- Problem requirements
In the editorial on scientific bias below, write out word for word the passage that begins with "Firstly, the title" and ends with "of obtaining knowledge.".

1,166
Views
0
CrossRef citations to date
0
Altmetric
Editorial

Scientific bias – and how to protect ourselves from it

Firstly, the title is wrong. There is no scientific bias since bias is, well, … unscientific. In fact, science can be defined as the least biased and the most productive method of obtaining knowledge.

Now, as an editor of an academic journal one has the luxury of testing some of one’s thoughts about bias. An editor becomes in fact the ultimate judge of scientific merit, a sort of regulator of what deserves to be accepted as good science. In addition, like all forms of power, this one regulates social integration, i.e. careers, and by extension, livelihoods. As I leave European Societies to the capable hands of a new team, I would like to share some of my conclusions over these six years with every reader. In fact, these conclusions might perhaps serve as bearing points for a healthy academic life in general.

  • 1) Getting out of the pool. One of the ideas that seem to come naturally to every editor is to organise a pool of reviewers who will assess submitted articles, often in the form of an enlarged editorial board. Old biases die harder than new ones. The idea of the reviewer pool probably comes from the distant times of small scientific communities whose members had no efficient means of communicating. Although that time passed a century ago, the idea remained, most probably thanks to the comfort of having people you know and appreciate make a commitment to you. This sounds perfect. They are much more likely to accept your requests and you will know that you can trust their judgement. In other words, perfect double-sided bias.

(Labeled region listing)

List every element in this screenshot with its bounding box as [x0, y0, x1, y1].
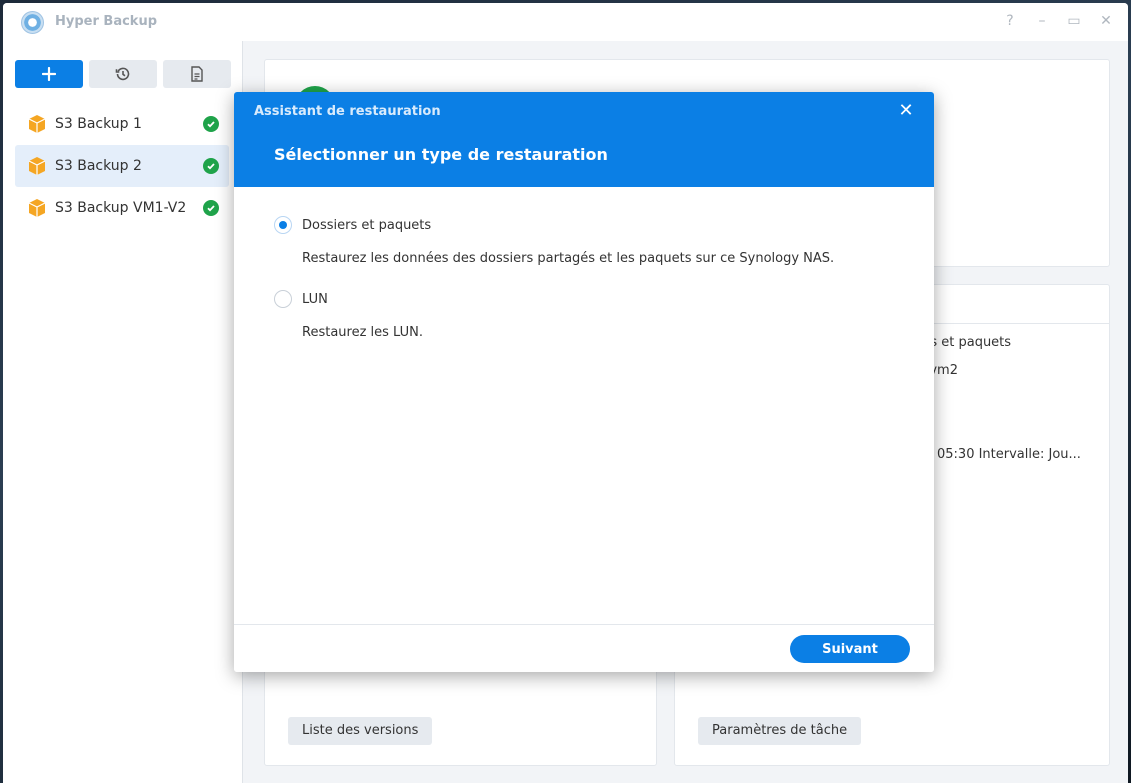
task-item-s3-backup-2[interactable]: S3 Backup 2	[15, 145, 229, 187]
maximize-icon[interactable]: ▭	[1066, 12, 1082, 30]
minimize-icon[interactable]: –	[1034, 12, 1050, 30]
dialog-body: Dossiers et paquets Restaurez les donnée…	[234, 187, 934, 624]
window-controls: ? – ▭ ✕	[1002, 12, 1114, 30]
next-button[interactable]: Suivant	[790, 635, 910, 663]
history-icon	[115, 67, 130, 81]
option-label: Dossiers et paquets	[302, 217, 432, 233]
task-settings-button[interactable]: Paramètres de tâche	[698, 717, 862, 745]
details-type-value: rs et paquets	[925, 335, 1012, 350]
help-icon[interactable]: ?	[1002, 12, 1018, 30]
radio-folders-packages[interactable]	[274, 216, 292, 234]
dialog-step-title: Sélectionner un type de restauration	[274, 145, 608, 164]
success-check-icon	[203, 116, 219, 132]
close-window-icon[interactable]: ✕	[1098, 12, 1114, 30]
document-icon	[191, 66, 203, 82]
package-icon	[28, 115, 46, 133]
option-description: Restaurez les LUN.	[302, 325, 424, 340]
details-schedule-value: 05:30 Intervalle: Jou...	[937, 447, 1081, 462]
task-label: S3 Backup 2	[55, 158, 142, 174]
plus-icon	[42, 67, 56, 81]
dialog-footer: Suivant	[234, 624, 934, 672]
hyper-backup-logo-icon	[21, 11, 44, 34]
task-item-s3-backup-1[interactable]: S3 Backup 1	[15, 103, 229, 145]
option-description: Restaurez les données des dossiers parta…	[302, 251, 835, 266]
title-bar: Hyper Backup ? – ▭ ✕	[3, 3, 1128, 41]
package-icon	[28, 199, 46, 217]
dialog-wizard-name: Assistant de restauration	[254, 104, 441, 119]
restore-button[interactable]	[89, 60, 157, 88]
restore-wizard-dialog: Assistant de restauration Sélectionner u…	[234, 92, 934, 672]
option-folders-packages[interactable]: Dossiers et paquets	[274, 216, 431, 234]
task-label: S3 Backup VM1-V2	[55, 200, 187, 216]
task-label: S3 Backup 1	[55, 116, 142, 132]
task-item-s3-backup-vm1-v2[interactable]: S3 Backup VM1-V2	[15, 187, 229, 229]
success-check-icon	[203, 158, 219, 174]
package-icon	[28, 157, 46, 175]
close-icon[interactable]: ✕	[898, 102, 914, 120]
success-check-icon	[203, 200, 219, 216]
app-title: Hyper Backup	[55, 14, 158, 29]
option-lun[interactable]: LUN	[274, 290, 328, 308]
dialog-header: Assistant de restauration Sélectionner u…	[234, 92, 934, 187]
versions-list-button[interactable]: Liste des versions	[288, 717, 433, 745]
log-button[interactable]	[163, 60, 231, 88]
option-label: LUN	[302, 291, 328, 307]
add-task-button[interactable]	[15, 60, 83, 88]
sidebar: S3 Backup 1 S3 Backup 2 S3 Backup VM1-V2	[3, 41, 243, 783]
sidebar-toolbar	[15, 60, 231, 88]
radio-lun[interactable]	[274, 290, 292, 308]
task-list: S3 Backup 1 S3 Backup 2 S3 Backup VM1-V2	[15, 103, 229, 229]
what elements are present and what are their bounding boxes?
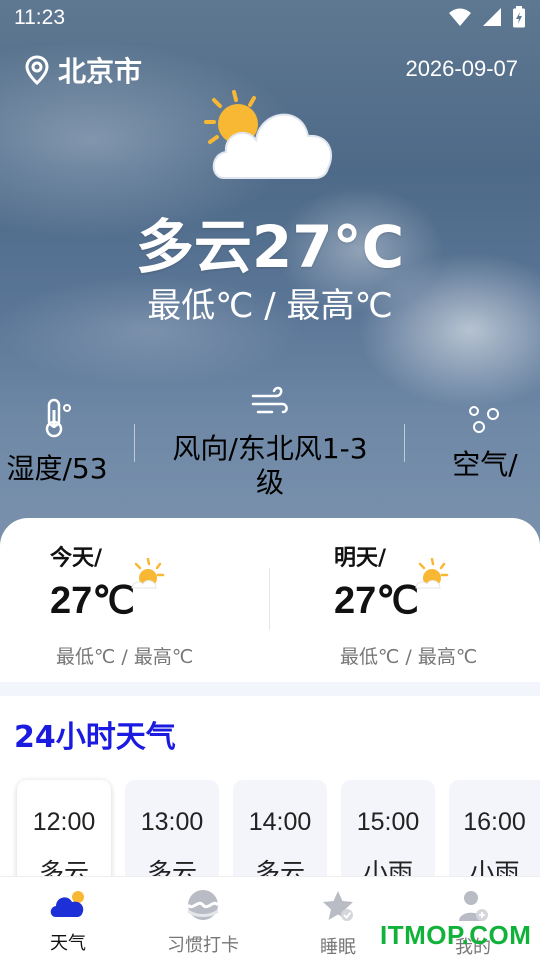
daily-summary-card: 今天/ 27℃ 最低℃ / 最高℃ 明天/ 27℃ 最低℃ / 最高℃ xyxy=(0,518,540,682)
status-bar: 11:23 xyxy=(0,0,540,40)
hourly-time: 13:00 xyxy=(140,808,204,836)
stats-divider-1 xyxy=(134,424,135,462)
tab-sleep[interactable]: 睡眠 xyxy=(283,889,393,959)
card-divider xyxy=(269,568,270,630)
tab-sleep-label: 睡眠 xyxy=(320,937,356,958)
hourly-time: 12:00 xyxy=(32,808,96,836)
wifi-icon xyxy=(449,8,471,26)
tomorrow-range: 最低℃ / 最高℃ xyxy=(340,646,478,668)
wind-icon xyxy=(251,386,288,414)
today-range: 最低℃ / 最高℃ xyxy=(56,646,194,668)
tomorrow-label: 明天/ xyxy=(334,546,387,571)
current-condition-temp: 多云27°C xyxy=(135,213,405,281)
hourly-time: 16:00 xyxy=(463,808,526,836)
air-value: 空气/ xyxy=(452,448,518,481)
stats-divider-2 xyxy=(404,424,405,462)
sun-icon xyxy=(131,558,165,589)
tab-weather-label: 天气 xyxy=(50,933,86,954)
section-separator xyxy=(0,682,540,696)
user-icon xyxy=(459,891,488,921)
humidity-stat: 湿度/53 xyxy=(0,398,114,486)
status-time: 11:23 xyxy=(14,6,65,29)
location-pin-icon xyxy=(25,55,49,85)
air-quality-icon xyxy=(469,406,499,433)
star-icon xyxy=(323,891,353,921)
city-name: 北京市 xyxy=(58,55,143,88)
today-temp: 27℃ xyxy=(50,580,135,622)
air-stat: 空气/ xyxy=(440,402,530,482)
wind-value-line1: 风向/东北风1-3 xyxy=(172,432,368,465)
status-icons xyxy=(448,6,526,28)
thermometer-icon xyxy=(45,398,71,438)
signal-icon xyxy=(483,8,501,26)
wind-value-line2: 级 xyxy=(255,466,284,499)
today-block[interactable]: 今天/ 27℃ xyxy=(50,540,135,623)
hourly-section-title: 24小时天气 xyxy=(14,720,176,755)
tab-habit-label: 习惯打卡 xyxy=(167,935,239,956)
watermark: ITMOP.COM xyxy=(380,920,532,950)
battery-icon xyxy=(513,6,525,28)
tomorrow-block[interactable]: 明天/ 27℃ xyxy=(334,540,419,623)
humidity-value: 湿度/53 xyxy=(6,452,108,485)
current-date: 2026-09-07 xyxy=(405,56,518,81)
today-label: 今天/ xyxy=(50,546,103,571)
location[interactable]: 北京市 xyxy=(24,50,142,90)
tab-habit[interactable]: 习惯打卡 xyxy=(148,889,258,957)
hourly-time: 15:00 xyxy=(356,808,420,836)
hourly-time: 14:00 xyxy=(248,808,312,836)
sun-icon xyxy=(415,558,449,589)
current-temp-range: 最低℃ / 最高℃ xyxy=(147,286,393,326)
wind-stat: 风向/东北风1-3 级 xyxy=(150,386,390,500)
tomorrow-temp: 27℃ xyxy=(334,580,419,622)
cloud-icon xyxy=(50,891,84,917)
partly-cloudy-icon xyxy=(204,90,333,179)
tab-weather[interactable]: 天气 xyxy=(13,889,123,955)
habit-icon xyxy=(186,890,220,920)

- Correct response
Firstly, the title is wrong. There is no scientific bias since bias is, well, … unscientific. In fact, science can be defined as the least biased and the most productive method of obtaining knowledge.